- **Task to carry out**
Search the records for the string "text" and copy every line where it turns up.

Transcribed document page entries:

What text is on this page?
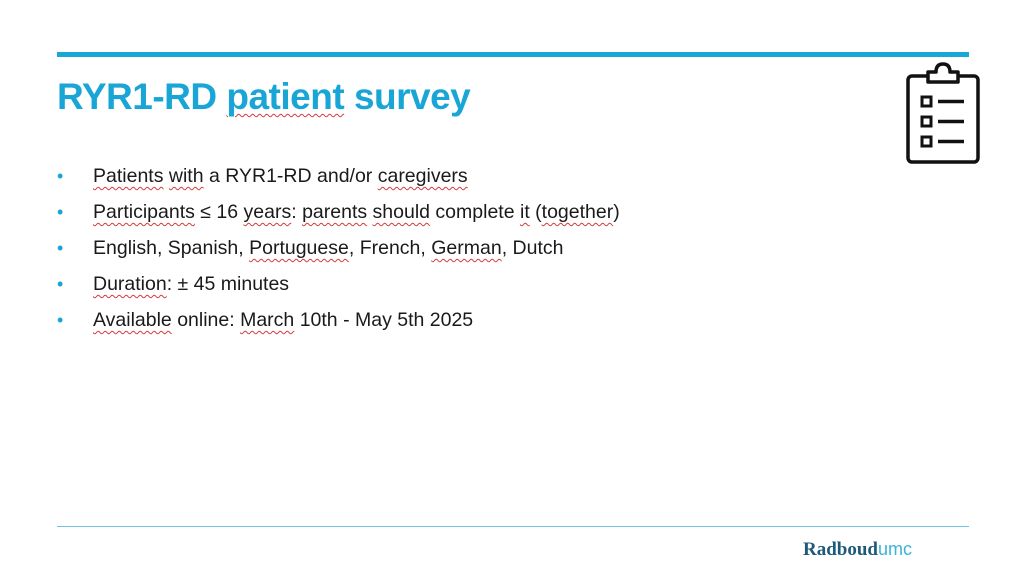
RYR1-RD patient survey
• Patients with a RYR1-RD and/or caregivers
• Participants ≤ 16 years: parents should complete it (together)
• English, Spanish, Portuguese, French, German, Dutch
• Duration: ± 45 minutes
• Available online: March 10th - May 5th 2025
Radboudumc
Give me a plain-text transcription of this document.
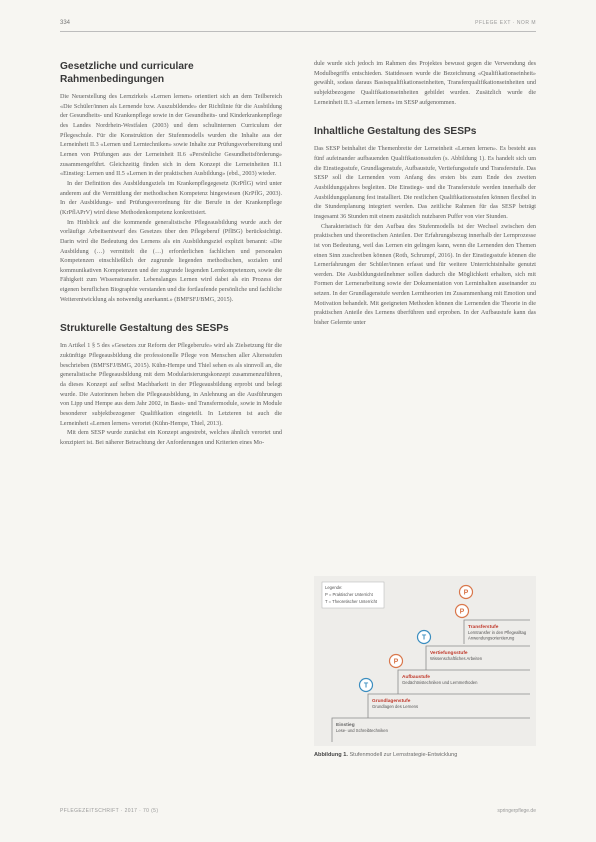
334	PFLEGE EXT · NOR M
Gesetzliche und curriculare Rahmenbedingungen

Die Neuerstellung des Lernzirkels «Lernen lernen» orientiert sich an dem Teilbereich «Die Schüler/innen als Lernende bzw. Auszubildende» der Richtlinie für die Ausbildung der Gesundheits- und Krankenpflege sowie in der Gesundheits- und Kinderkrankenpflege des Landes Nordrhein-Westfalen (2003) und dem schulinternen Curriculum der Pflegeschule. Für die Konstruktion der Stufenmodells wurden die Inhalte aus der Lerneinheit II.3 «Lernen und Lerntechniken» sowie Inhalte zur Prüfungsvorbereitung und Lernen von Prüfungen aus der Lerneinheit II.6 «Persönliche Gesundheitsförderung» zusammengeführt. Gleichzeitig finden sich in dem Konzept die Lerneinheiten II.1 «Einstieg: Lernen und II.5 «Lernen in der praktischen Ausbildung» (ebd., 2003) wieder.

In der Definition des Ausbildungsziels im Krankenpflegegesetz (KrPflG) wird unter anderem auf die Vermittlung der methodischen Kompetenz hingewiesen (KrPflG, 2003). In der Ausbildungs- und Prüfungsverordnung für die Berufe in der Krankenpflege (KrPflAPrV) wird diese Methodenkompetenz konkretisiert.

Im Hinblick auf die kommende generalistische Pflegeausbildung wurde auch der vorläufige Arbeitsentwurf des Gesetzes über den Pflegeberuf (PflBG) berücksichtigt. Darin wird die Bedeutung des Lernens als ein Ausbildungsziel explizit benannt: «Die Ausbildung (…) vermittelt die (…) erforderlichen fachlichen und personalen Kompetenzen einschließlich der zugrunde liegenden methodischen, sozialen und kommunikativen Kompetenzen und der zugrunde liegenden Lernkompetenzen, sowie die Fähigkeit zum Wissenstransfer. Lebenslanges Lernen wird dabei als ein Prozess der eigenen beruflichen Biographie verstanden und die fortlaufende persönliche und fachliche Weiterentwicklung als notwendig anerkannt.» (BMFSFJ/BMG, 2015).

Strukturelle Gestaltung des SESPs

Im Artikel 1 § 5 des «Gesetzes zur Reform der Pflegeberufe» wird als Zielsetzung für die zukünftige Pflegeausbildung die professionelle Pflege von Menschen aller Altersstufen beschrieben (BMFSFJ/BMG, 2015). Kühn-Hempe und Thiel sehen es als sinnvoll an, die generalistische Pflegeausbildung mit dem Modularisierungskonzept zusammenzuführen, da dieses Konzept auf selbst Machbarkeit in der Pflegeausbildung erprobt und belegt wurde. Die Autorinnen heben die Pflegeausbildung, in Anlehnung an die Ausführungen von Lipp und Hempe aus dem Jahr 2002, in Basis- und Transfermodule, sowie in Module besonderer subjektbezogener Qualifikation eingeteilt. In Letzteren ist auch die Lerneinheit «Lernen lernen» verortet (Kühn-Hempe, Thiel, 2013).

Mit dem SESP wurde zunächst ein Konzept angestrebt, welches ähnlich verortet und konzipiert ist. Bei näherer Betrachtung der Anforderungen und Kriterien eines Mo-

dule wurde sich jedoch im Rahmen des Projektes bewusst gegen die Verwendung des Modulbegriffs entschieden. Stattdessen wurde die Bezeichnung «Qualifikationseinheit» gewählt, sodass daraus Basisqualifikationseinheiten, Transferqualifikationseinheiten und subjektbezogene Qualifikationseinheiten gebildet wurden. Zusätzlich wurde die Lerneinheit II.3 «Lernen lernen» im SESP aufgenommen.

Inhaltliche Gestaltung des SESPs

Das SESP beinhaltet die Themenbreite der Lerneinheit «Lernen lernen». Es besteht aus fünf aufeinander aufbauenden Qualifikationsstufen (s. Abbildung 1). Es handelt sich um die Einstiegsstufe, Grundlagenstufe, Aufbaustufe, Vertiefungsstufe und Transferstufe. Das SESP soll die Lernenden vom Anfang des ersten bis zum Ende des zweiten Ausbildungsjahres begleiten. Die Einstiegs- und die Transferstufe werden innerhalb der Ausbildungsplanung fest installiert. Die restlichen Qualifikationsstufen können flexibel in die Stundenplanung integriert werden. Das zeitliche Rahmen für das SESP beträgt insgesamt 36 Stunden mit einem zusätzlich nutzbaren Puffer von vier Stunden.

Charakteristisch für den Aufbau des Stufenmodells ist der Wechsel zwischen den praktischen und theoretischen Anteilen. Der Erfahrungsbezug innerhalb der Lernprozesse ist von Bedeutung, weil das Lernen ein gelingen kann, wenn die Lernenden den Themen einen Sinn zuschreiben können (Roth, Schrumpf, 2016). In der Einstiegsstufe können die Lernerfahrungen der Schüler/innen erfasst und für weitere Unterrichtsinhalte genutzt werden. Die Ausbildungsteilnehmer sollen dadurch die Möglichkeit erhalten, sich mit Formen der Lernerarbeitung sowie der Dokumentation von Lerninhalten auseinander zu setzen. In der Grundlagenstufe werden Lerntheorien im Zusammenhang mit Emotion und Motivation behandelt. Mit geeigneten Methoden können die Lernenden die Theorie in die praktischen Anteile des Lernens überführen und erproben. In der Aufbaustufe kann das bisher Gelernte unter

Einstieg
Lese- und Schreibtechniken
Grundlagenstufe
Grundlagen des Lernens
T
Aufbaustufe
Gedächtnistechniken und Lernmethoden
P
Vertiefungsstufe
Wissenschaftliches Arbeiten
T
Transferstufe
Lerntransfer in den Pflegealltag
Anwendungsorientierung
P
P
Legende:
P = Praktischer Unterricht
T = Theoretischer Unterricht
Abbildung 1. Stufenmodell zur Lernstrategie-Entwicklung
PFLEGEZEITSCHRIFT · 2017 · 70 (5)	springerpflege.de
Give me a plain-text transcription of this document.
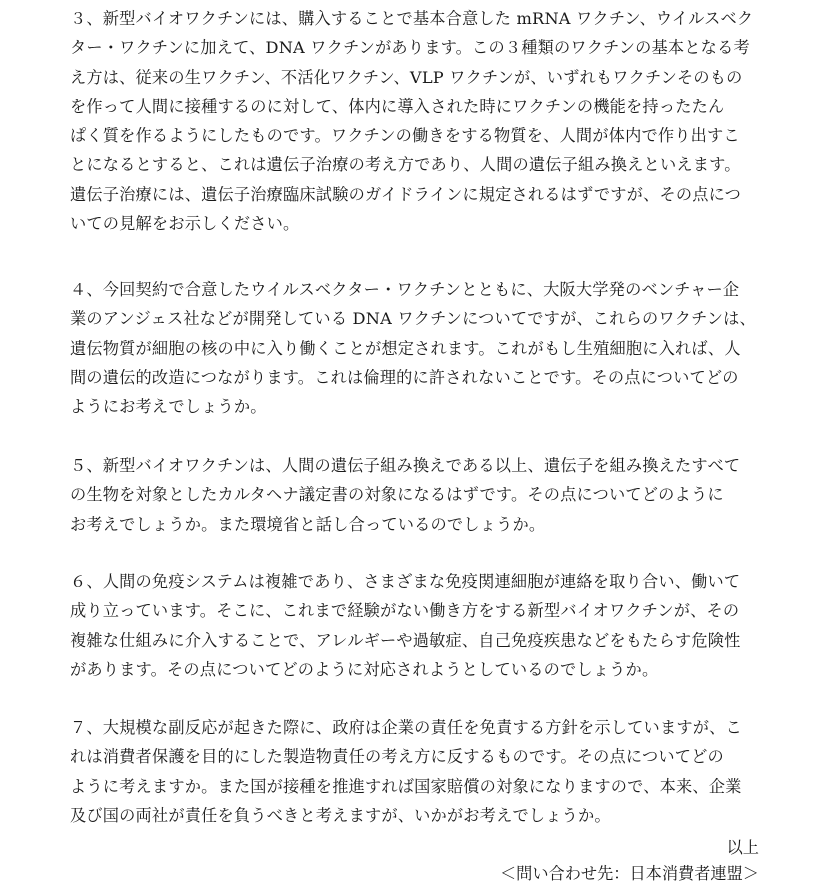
３、新型バイオワクチンには、購入することで基本合意した mRNA ワクチン、ウイルスベク
ター・ワクチンに加えて、DNA ワクチンがあります。この３種類のワクチンの基本となる考
え方は、従来の生ワクチン、不活化ワクチン、VLP ワクチンが、いずれもワクチンそのもの
を作って人間に接種するのに対して、体内に導入された時にワクチンの機能を持ったたん
ぱく質を作るようにしたものです。ワクチンの働きをする物質を、人間が体内で作り出すこ
とになるとすると、これは遺伝子治療の考え方であり、人間の遺伝子組み換えといえます。
遺伝子治療には、遺伝子治療臨床試験のガイドラインに規定されるはずですが、その点につ
いての見解をお示しください。
４、今回契約で合意したウイルスベクター・ワクチンとともに、大阪大学発のベンチャー企
業のアンジェス社などが開発している DNA ワクチンについてですが、これらのワクチンは、
遺伝物質が細胞の核の中に入り働くことが想定されます。これがもし生殖細胞に入れば、人
間の遺伝的改造につながります。これは倫理的に許されないことです。その点についてどの
ようにお考えでしょうか。
５、新型バイオワクチンは、人間の遺伝子組み換えである以上、遺伝子を組み換えたすべて
の生物を対象としたカルタヘナ議定書の対象になるはずです。その点についてどのように
お考えでしょうか。また環境省と話し合っているのでしょうか。
６、人間の免疫システムは複雑であり、さまざまな免疫関連細胞が連絡を取り合い、働いて
成り立っています。そこに、これまで経験がない働き方をする新型バイオワクチンが、その
複雑な仕組みに介入することで、アレルギーや過敏症、自己免疫疾患などをもたらす危険性
があります。その点についてどのように対応されようとしているのでしょうか。
７、大規模な副反応が起きた際に、政府は企業の責任を免責する方針を示していますが、こ
れは消費者保護を目的にした製造物責任の考え方に反するものです。その点についてどの
ように考えますか。また国が接種を推進すれば国家賠償の対象になりますので、本来、企業
及び国の両社が責任を負うべきと考えますが、いかがお考えでしょうか。
以上
＜問い合わせ先：日本消費者連盟＞
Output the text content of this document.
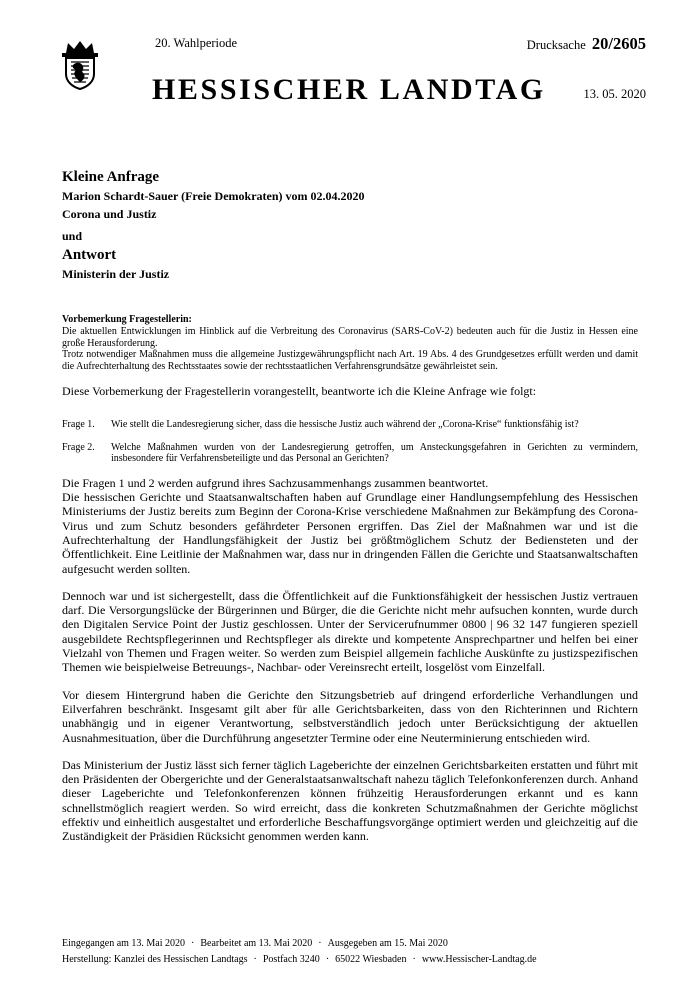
20. Wahlperiode	Drucksache 20/2605
HESSISCHER LANDTAG	13. 05. 2020
Kleine Anfrage
Marion Schardt-Sauer (Freie Demokraten) vom 02.04.2020
Corona und Justiz
und
Antwort
Ministerin der Justiz
Vorbemerkung Fragestellerin:

Die aktuellen Entwicklungen im Hinblick auf die Verbreitung des Coronavirus (SARS-CoV-2) bedeuten auch für die Justiz in Hessen eine große Herausforderung.

Trotz notwendiger Maßnahmen muss die allgemeine Justizgewährungspflicht nach Art. 19 Abs. 4 des Grundgesetzes erfüllt werden und damit die Aufrechterhaltung des Rechtsstaates sowie der rechtsstaatlichen Verfahrensgrundsätze gewährleistet sein.

Diese Vorbemerkung der Fragestellerin vorangestellt, beantworte ich die Kleine Anfrage wie folgt:

Frage 1.	Wie stellt die Landesregierung sicher, dass die hessische Justiz auch während der „Corona-Krise“ funktionsfähig ist?
Frage 2.	Welche Maßnahmen wurden von der Landesregierung getroffen, um Ansteckungsgefahren in Gerichten zu vermindern, insbesondere für Verfahrensbeteiligte und das Personal an Gerichten?

Die Fragen 1 und 2 werden aufgrund ihres Sachzusammenhangs zusammen beantwortet.

Die hessischen Gerichte und Staatsanwaltschaften haben auf Grundlage einer Handlungsempfehlung des Hessischen Ministeriums der Justiz bereits zum Beginn der Corona-Krise verschiedene Maßnahmen zur Bekämpfung des Corona-Virus und zum Schutz besonders gefährdeter Personen ergriffen. Das Ziel der Maßnahmen war und ist die Aufrechterhaltung der Handlungsfähigkeit der Justiz bei größtmöglichem Schutz der Bediensteten und der Öffentlichkeit. Eine Leitlinie der Maßnahmen war, dass nur in dringenden Fällen die Gerichte und Staatsanwaltschaften aufgesucht werden sollten.

Dennoch war und ist sichergestellt, dass die Öffentlichkeit auf die Funktionsfähigkeit der hessischen Justiz vertrauen darf. Die Versorgungslücke der Bürgerinnen und Bürger, die die Gerichte nicht mehr aufsuchen konnten, wurde durch den Digitalen Service Point der Justiz geschlossen. Unter der Servicerufnummer 0800 | 96 32 147 fungieren speziell ausgebildete Rechtspflegerinnen und Rechtspfleger als direkte und kompetente Ansprechpartner und helfen bei einer Vielzahl von Themen und Fragen weiter. So werden zum Beispiel allgemein fachliche Auskünfte zu justizspezifischen Themen wie beispielweise Betreuungs-, Nachbar- oder Vereinsrecht erteilt, losgelöst vom Einzelfall.

Vor diesem Hintergrund haben die Gerichte den Sitzungsbetrieb auf dringend erforderliche Verhandlungen und Eilverfahren beschränkt. Insgesamt gilt aber für alle Gerichtsbarkeiten, dass von den Richterinnen und Richtern unabhängig und in eigener Verantwortung, selbstverständlich jedoch unter Berücksichtigung der aktuellen Ausnahmesituation, über die Durchführung angesetzter Termine oder eine Neuterminierung entschieden wird.

Das Ministerium der Justiz lässt sich ferner täglich Lageberichte der einzelnen Gerichtsbarkeiten erstatten und führt mit den Präsidenten der Obergerichte und der Generalstaatsanwaltschaft nahezu täglich Telefonkonferenzen durch. Anhand dieser Lageberichte und Telefonkonferenzen können frühzeitig Herausforderungen erkannt und es kann schnellstmöglich reagiert werden. So wird erreicht, dass die konkreten Schutzmaßnahmen der Gerichte möglichst effektiv und einheitlich ausgestaltet und erforderliche Beschaffungsvorgänge optimiert werden und gleichzeitig auf die Zuständigkeit der Präsidien Rücksicht genommen werden kann.

Eingegangen am 13. Mai 2020 · Bearbeitet am 13. Mai 2020 · Ausgegeben am 15. Mai 2020
Herstellung: Kanzlei des Hessischen Landtags · Postfach 3240 · 65022 Wiesbaden · www.Hessischer-Landtag.de
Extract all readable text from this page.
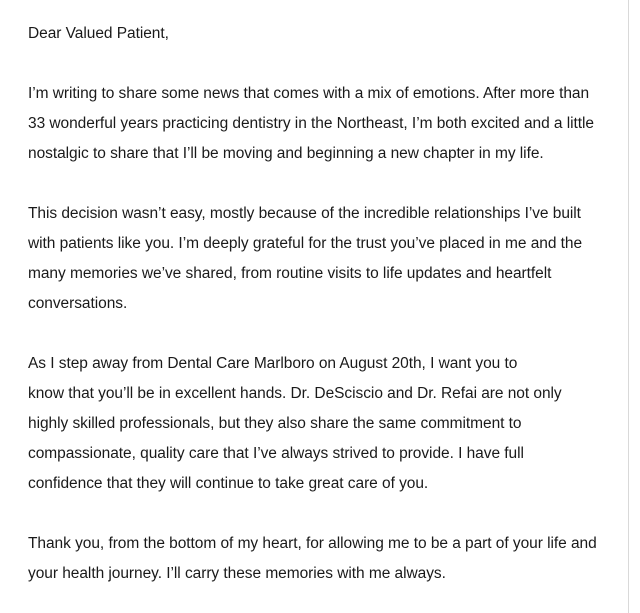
Dear Valued Patient,
I’m writing to share some news that comes with a mix of emotions. After more than
33 wonderful years practicing dentistry in the Northeast, I’m both excited and a little
nostalgic to share that I’ll be moving and beginning a new chapter in my life.
This decision wasn’t easy, mostly because of the incredible relationships I’ve built
with patients like you. I’m deeply grateful for the trust you’ve placed in me and the
many memories we’ve shared, from routine visits to life updates and heartfelt
conversations.
As I step away from Dental Care Marlboro on August 20th, I want you to
know that you’ll be in excellent hands. Dr. DeSciscio and Dr. Refai are not only
highly skilled professionals, but they also share the same commitment to
compassionate, quality care that I’ve always strived to provide. I have full
confidence that they will continue to take great care of you.
Thank you, from the bottom of my heart, for allowing me to be a part of your life and
your health journey. I’ll carry these memories with me always.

- **Result of the exercise**
What text is on this page?
Give me a plain-text transcription of this document.
Give me a plain-text transcription of this document.
Output the text content of this document.
Extract all readable text from this page.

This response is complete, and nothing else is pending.